** START OF RECORDS SUPPLIED **

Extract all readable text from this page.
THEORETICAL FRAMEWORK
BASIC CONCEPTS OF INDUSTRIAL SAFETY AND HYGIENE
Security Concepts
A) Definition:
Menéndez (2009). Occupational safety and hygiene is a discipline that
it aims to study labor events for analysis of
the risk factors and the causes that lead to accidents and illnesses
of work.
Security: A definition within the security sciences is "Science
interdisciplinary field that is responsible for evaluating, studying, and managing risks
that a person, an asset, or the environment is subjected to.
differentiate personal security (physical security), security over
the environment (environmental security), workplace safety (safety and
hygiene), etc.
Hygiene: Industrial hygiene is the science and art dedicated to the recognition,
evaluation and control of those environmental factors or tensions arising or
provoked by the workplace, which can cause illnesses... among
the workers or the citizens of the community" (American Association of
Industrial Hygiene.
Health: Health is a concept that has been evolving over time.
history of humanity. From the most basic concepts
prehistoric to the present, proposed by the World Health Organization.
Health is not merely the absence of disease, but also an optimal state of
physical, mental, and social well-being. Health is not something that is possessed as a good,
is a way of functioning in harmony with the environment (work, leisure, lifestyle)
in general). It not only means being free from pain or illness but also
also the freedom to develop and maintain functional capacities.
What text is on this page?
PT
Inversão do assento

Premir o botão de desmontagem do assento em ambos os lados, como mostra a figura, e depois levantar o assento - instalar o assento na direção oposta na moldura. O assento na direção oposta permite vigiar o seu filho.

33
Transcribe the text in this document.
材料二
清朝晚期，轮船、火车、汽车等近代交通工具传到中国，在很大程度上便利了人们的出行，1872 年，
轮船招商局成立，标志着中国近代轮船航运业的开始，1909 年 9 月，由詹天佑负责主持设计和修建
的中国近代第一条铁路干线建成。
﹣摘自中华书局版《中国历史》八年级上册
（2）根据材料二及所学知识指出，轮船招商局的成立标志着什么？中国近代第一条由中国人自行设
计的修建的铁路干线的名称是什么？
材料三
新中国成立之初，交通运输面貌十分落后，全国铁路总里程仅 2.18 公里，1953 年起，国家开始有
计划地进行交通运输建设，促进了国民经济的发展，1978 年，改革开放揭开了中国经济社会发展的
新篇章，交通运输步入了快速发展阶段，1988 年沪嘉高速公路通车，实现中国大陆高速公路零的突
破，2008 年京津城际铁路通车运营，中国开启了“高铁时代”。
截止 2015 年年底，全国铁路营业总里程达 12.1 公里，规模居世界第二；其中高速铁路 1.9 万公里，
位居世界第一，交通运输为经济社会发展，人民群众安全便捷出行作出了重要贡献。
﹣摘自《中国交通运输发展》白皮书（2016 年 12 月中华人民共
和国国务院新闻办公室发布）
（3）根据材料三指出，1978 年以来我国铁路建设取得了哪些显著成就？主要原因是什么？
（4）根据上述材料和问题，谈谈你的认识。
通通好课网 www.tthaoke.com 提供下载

** END OF RECORDS SUPPLIED **

_GOAL_: Write out the whole listing again. Match it word for word.

_SOLUTION TO THIS EXERCISE_:
Extract all readable text from this page.
THEORETICAL FRAMEWORK
BASIC CONCEPTS OF INDUSTRIAL SAFETY AND HYGIENE
Security Concepts
A) Definition:
Menéndez (2009). Occupational safety and hygiene is a discipline that
it aims to study labor events for analysis of
the risk factors and the causes that lead to accidents and illnesses
of work.
Security: A definition within the security sciences is "Science
interdisciplinary field that is responsible for evaluating, studying, and managing risks
that a person, an asset, or the environment is subjected to.
differentiate personal security (physical security), security over
the environment (environmental security), workplace safety (safety and
hygiene), etc.
Hygiene: Industrial hygiene is the science and art dedicated to the recognition,
evaluation and control of those environmental factors or tensions arising or
provoked by the workplace, which can cause illnesses... among
the workers or the citizens of the community" (American Association of
Industrial Hygiene.
Health: Health is a concept that has been evolving over time.
history of humanity. From the most basic concepts
prehistoric to the present, proposed by the World Health Organization.
Health is not merely the absence of disease, but also an optimal state of
physical, mental, and social well-being. Health is not something that is possessed as a good,
is a way of functioning in harmony with the environment (work, leisure, lifestyle)
in general). It not only means being free from pain or illness but also
also the freedom to develop and maintain functional capacities.
What text is on this page?
PT
Inversão do assento

Premir o botão de desmontagem do assento em ambos os lados, como mostra a figura, e depois levantar o assento - instalar o assento na direção oposta na moldura. O assento na direção oposta permite vigiar o seu filho.

33
Transcribe the text in this document.
材料二
清朝晚期，轮船、火车、汽车等近代交通工具传到中国，在很大程度上便利了人们的出行，1872 年，
轮船招商局成立，标志着中国近代轮船航运业的开始，1909 年 9 月，由詹天佑负责主持设计和修建
的中国近代第一条铁路干线建成。
﹣摘自中华书局版《中国历史》八年级上册
（2）根据材料二及所学知识指出，轮船招商局的成立标志着什么？中国近代第一条由中国人自行设
计的修建的铁路干线的名称是什么？
材料三
新中国成立之初，交通运输面貌十分落后，全国铁路总里程仅 2.18 公里，1953 年起，国家开始有
计划地进行交通运输建设，促进了国民经济的发展，1978 年，改革开放揭开了中国经济社会发展的
新篇章，交通运输步入了快速发展阶段，1988 年沪嘉高速公路通车，实现中国大陆高速公路零的突
破，2008 年京津城际铁路通车运营，中国开启了“高铁时代”。
截止 2015 年年底，全国铁路营业总里程达 12.1 公里，规模居世界第二；其中高速铁路 1.9 万公里，
位居世界第一，交通运输为经济社会发展，人民群众安全便捷出行作出了重要贡献。
﹣摘自《中国交通运输发展》白皮书（2016 年 12 月中华人民共
和国国务院新闻办公室发布）
（3）根据材料三指出，1978 年以来我国铁路建设取得了哪些显著成就？主要原因是什么？
（4）根据上述材料和问题，谈谈你的认识。
通通好课网 www.tthaoke.com 提供下载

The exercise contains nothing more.